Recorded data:

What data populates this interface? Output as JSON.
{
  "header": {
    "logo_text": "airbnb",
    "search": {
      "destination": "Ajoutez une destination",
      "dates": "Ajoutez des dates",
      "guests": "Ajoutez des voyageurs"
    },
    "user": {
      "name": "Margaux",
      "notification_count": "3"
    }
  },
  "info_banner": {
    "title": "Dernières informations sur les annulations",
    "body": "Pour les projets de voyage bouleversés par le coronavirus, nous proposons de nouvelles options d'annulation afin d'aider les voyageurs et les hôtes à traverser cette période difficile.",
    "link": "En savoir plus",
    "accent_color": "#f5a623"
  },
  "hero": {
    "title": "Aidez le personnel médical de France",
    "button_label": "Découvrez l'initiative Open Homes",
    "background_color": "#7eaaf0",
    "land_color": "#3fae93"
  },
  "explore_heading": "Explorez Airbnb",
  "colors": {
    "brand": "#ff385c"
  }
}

**What the exercise asks:** From the records above, pick out and copy each line holding the word "title".

**Solution to this problem:**
    "title": "Dernières informations sur les annulations",
    "title": "Aidez le personnel médical de France",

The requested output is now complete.